[Source records]

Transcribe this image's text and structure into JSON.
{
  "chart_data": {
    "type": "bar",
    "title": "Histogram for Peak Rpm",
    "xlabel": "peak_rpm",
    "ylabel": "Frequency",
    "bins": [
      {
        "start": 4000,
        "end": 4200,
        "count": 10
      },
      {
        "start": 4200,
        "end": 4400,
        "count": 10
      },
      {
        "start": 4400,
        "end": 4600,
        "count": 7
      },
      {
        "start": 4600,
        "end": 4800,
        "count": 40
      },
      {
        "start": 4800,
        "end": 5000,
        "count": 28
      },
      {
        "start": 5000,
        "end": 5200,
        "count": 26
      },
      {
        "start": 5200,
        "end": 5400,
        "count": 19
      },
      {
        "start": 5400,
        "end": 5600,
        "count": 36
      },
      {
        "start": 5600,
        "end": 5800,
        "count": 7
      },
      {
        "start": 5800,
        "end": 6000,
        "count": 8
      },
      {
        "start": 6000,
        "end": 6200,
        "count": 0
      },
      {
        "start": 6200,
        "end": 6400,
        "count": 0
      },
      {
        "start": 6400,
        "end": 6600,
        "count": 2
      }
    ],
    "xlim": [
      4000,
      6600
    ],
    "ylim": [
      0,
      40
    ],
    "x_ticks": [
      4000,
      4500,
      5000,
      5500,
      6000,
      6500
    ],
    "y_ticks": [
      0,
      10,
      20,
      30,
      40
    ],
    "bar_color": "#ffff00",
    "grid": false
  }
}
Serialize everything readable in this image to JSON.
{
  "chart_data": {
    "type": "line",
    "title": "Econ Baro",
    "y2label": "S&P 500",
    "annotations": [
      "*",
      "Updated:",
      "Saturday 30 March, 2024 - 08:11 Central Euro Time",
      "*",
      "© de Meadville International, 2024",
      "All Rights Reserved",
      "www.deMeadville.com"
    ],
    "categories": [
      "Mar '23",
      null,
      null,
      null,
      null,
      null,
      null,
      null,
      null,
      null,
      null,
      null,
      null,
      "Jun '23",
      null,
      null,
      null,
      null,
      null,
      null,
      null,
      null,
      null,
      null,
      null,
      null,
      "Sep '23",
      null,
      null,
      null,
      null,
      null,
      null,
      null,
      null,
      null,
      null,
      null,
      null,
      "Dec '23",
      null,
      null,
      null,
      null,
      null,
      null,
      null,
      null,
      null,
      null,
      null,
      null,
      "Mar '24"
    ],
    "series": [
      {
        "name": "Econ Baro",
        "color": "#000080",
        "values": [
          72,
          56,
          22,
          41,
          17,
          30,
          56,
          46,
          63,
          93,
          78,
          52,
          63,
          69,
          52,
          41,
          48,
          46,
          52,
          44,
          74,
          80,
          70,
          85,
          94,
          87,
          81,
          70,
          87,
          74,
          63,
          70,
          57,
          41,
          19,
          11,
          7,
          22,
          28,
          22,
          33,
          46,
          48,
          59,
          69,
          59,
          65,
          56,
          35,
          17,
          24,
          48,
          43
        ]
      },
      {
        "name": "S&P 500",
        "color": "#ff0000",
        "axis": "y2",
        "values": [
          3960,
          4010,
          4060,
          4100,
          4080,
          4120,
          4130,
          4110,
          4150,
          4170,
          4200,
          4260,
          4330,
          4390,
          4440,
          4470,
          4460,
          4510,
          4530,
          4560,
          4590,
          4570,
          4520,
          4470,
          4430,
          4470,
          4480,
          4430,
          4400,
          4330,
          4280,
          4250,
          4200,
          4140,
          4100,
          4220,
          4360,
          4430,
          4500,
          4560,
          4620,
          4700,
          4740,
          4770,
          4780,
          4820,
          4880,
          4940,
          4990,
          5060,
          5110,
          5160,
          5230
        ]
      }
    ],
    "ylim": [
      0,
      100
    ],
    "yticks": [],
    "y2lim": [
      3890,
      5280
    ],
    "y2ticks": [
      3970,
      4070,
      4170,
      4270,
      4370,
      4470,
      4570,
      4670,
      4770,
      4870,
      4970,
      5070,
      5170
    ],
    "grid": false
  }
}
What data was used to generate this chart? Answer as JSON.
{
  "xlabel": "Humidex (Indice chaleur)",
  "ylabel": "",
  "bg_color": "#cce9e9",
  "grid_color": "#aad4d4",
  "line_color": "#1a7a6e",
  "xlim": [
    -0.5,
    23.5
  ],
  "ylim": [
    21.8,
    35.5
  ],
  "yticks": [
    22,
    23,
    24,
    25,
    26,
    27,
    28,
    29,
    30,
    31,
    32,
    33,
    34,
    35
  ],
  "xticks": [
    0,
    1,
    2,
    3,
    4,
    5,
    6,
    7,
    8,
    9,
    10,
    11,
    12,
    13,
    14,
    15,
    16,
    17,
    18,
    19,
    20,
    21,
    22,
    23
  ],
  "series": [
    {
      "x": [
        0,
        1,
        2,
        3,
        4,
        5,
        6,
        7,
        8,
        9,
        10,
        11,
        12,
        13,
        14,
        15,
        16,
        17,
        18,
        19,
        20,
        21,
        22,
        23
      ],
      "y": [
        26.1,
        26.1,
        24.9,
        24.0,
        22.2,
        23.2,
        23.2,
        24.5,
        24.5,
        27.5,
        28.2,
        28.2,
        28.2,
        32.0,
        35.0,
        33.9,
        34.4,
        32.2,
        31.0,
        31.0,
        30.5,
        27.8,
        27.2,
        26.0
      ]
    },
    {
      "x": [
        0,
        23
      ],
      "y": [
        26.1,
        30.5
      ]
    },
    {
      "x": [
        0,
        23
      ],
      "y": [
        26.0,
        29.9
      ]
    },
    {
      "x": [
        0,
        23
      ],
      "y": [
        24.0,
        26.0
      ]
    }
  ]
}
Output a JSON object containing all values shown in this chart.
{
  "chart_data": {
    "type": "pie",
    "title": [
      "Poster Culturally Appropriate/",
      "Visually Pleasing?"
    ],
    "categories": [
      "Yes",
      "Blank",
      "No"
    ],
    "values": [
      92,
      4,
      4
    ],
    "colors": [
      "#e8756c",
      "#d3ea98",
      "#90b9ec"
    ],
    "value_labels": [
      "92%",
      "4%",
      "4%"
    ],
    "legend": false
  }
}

Task requirements:
Locate all lines holding the word "this", then copy them out.

The solution:
Transcribe this image's text and structure into JSON.
Serialize everything readable in this image to JSON.
What data was used to generate this chart? Answer as JSON.
Output a JSON object containing all values shown in this chart.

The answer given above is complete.